== YOUR OBJECTIVE ==
Each line that holds the word "JSON" should be returned.

== EXERCISE MATERIALS ==
━━━━━━━━━━━━━━━━━━━━
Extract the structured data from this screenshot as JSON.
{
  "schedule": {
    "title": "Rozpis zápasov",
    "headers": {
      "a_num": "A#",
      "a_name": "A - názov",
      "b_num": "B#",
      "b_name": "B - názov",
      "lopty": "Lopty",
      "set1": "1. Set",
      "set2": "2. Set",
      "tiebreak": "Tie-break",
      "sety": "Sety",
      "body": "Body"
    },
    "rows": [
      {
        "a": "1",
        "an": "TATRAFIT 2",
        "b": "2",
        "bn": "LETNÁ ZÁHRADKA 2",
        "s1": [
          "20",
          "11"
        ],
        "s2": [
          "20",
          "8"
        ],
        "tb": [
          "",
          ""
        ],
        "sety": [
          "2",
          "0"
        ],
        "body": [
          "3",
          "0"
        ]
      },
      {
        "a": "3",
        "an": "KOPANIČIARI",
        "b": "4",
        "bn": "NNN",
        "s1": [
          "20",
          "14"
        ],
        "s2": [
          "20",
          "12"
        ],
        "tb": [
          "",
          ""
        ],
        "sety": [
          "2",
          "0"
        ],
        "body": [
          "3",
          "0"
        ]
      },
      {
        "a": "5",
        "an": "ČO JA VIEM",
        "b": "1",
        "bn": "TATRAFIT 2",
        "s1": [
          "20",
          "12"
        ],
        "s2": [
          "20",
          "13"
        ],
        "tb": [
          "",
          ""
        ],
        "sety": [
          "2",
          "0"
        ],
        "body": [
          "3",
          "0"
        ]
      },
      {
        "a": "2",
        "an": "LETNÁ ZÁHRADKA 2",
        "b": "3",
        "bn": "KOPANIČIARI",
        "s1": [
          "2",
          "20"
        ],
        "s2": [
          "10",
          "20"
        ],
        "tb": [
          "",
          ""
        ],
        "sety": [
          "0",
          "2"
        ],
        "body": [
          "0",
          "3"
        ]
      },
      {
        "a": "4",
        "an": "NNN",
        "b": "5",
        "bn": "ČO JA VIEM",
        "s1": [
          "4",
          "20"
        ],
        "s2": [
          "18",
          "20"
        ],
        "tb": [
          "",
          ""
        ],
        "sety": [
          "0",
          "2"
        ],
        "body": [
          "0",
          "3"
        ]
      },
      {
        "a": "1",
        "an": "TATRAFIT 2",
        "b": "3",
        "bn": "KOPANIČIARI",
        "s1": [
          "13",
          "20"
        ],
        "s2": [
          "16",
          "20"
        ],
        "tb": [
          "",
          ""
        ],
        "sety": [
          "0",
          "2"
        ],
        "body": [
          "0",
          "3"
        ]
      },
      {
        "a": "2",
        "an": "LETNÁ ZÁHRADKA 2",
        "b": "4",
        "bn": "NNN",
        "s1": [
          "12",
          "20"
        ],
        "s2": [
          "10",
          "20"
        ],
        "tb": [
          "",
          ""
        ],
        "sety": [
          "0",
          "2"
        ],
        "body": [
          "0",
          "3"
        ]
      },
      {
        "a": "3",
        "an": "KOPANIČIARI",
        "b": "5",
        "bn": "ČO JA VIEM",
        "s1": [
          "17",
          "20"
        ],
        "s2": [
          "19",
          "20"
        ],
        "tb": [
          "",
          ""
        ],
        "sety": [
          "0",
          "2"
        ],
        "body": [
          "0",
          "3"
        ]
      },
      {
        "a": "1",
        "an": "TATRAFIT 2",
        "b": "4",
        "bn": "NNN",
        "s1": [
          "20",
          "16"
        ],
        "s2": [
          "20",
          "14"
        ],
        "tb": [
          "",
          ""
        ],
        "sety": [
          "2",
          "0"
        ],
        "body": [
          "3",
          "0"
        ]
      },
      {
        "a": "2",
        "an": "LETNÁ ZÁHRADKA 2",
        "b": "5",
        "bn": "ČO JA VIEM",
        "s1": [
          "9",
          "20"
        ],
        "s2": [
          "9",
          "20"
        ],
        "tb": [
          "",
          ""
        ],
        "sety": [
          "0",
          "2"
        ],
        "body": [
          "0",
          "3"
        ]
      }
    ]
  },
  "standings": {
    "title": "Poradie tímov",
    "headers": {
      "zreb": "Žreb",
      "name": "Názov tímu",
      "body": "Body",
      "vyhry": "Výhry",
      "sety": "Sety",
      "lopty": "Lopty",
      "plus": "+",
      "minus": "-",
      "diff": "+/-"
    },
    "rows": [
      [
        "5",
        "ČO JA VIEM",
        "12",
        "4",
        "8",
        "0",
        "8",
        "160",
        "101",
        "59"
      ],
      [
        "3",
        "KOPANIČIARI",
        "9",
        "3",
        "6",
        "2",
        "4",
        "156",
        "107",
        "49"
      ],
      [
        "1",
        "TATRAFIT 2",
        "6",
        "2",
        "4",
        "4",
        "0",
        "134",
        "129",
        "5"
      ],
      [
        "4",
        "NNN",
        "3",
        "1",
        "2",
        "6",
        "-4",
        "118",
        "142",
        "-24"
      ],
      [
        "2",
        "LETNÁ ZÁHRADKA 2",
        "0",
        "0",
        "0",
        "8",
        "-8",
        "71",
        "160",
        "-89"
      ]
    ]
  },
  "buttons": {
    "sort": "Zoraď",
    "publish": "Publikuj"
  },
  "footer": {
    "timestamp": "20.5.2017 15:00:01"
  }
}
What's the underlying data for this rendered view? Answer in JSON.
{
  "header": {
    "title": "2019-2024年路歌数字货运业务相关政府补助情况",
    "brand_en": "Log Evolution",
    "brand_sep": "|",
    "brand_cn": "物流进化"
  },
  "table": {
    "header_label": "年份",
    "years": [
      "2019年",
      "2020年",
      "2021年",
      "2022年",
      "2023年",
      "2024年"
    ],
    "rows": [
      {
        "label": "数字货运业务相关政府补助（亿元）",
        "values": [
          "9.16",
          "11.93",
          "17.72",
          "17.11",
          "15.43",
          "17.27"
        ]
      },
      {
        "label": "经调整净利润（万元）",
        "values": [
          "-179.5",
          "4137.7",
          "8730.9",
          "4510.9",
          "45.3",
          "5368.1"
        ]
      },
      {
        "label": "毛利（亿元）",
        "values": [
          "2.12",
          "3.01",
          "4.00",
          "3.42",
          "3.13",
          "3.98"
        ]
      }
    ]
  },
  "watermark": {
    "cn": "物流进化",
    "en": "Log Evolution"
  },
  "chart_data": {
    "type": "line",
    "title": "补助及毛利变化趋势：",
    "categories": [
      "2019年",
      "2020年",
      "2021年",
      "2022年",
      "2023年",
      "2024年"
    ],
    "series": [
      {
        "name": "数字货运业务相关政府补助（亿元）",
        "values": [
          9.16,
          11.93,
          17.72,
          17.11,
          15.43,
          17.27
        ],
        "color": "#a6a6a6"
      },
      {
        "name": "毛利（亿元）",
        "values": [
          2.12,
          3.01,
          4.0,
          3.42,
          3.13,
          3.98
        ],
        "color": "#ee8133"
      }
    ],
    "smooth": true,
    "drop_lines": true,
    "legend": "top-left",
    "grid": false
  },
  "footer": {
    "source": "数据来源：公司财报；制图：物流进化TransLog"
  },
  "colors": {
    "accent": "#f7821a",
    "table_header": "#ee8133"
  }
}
━━━━━━━━━━━━━━━━━━━━
== ANSWER TO THE EXERCISE ==
Extract the structured data from this screenshot as JSON.
What's the underlying data for this rendered view? Answer in JSON.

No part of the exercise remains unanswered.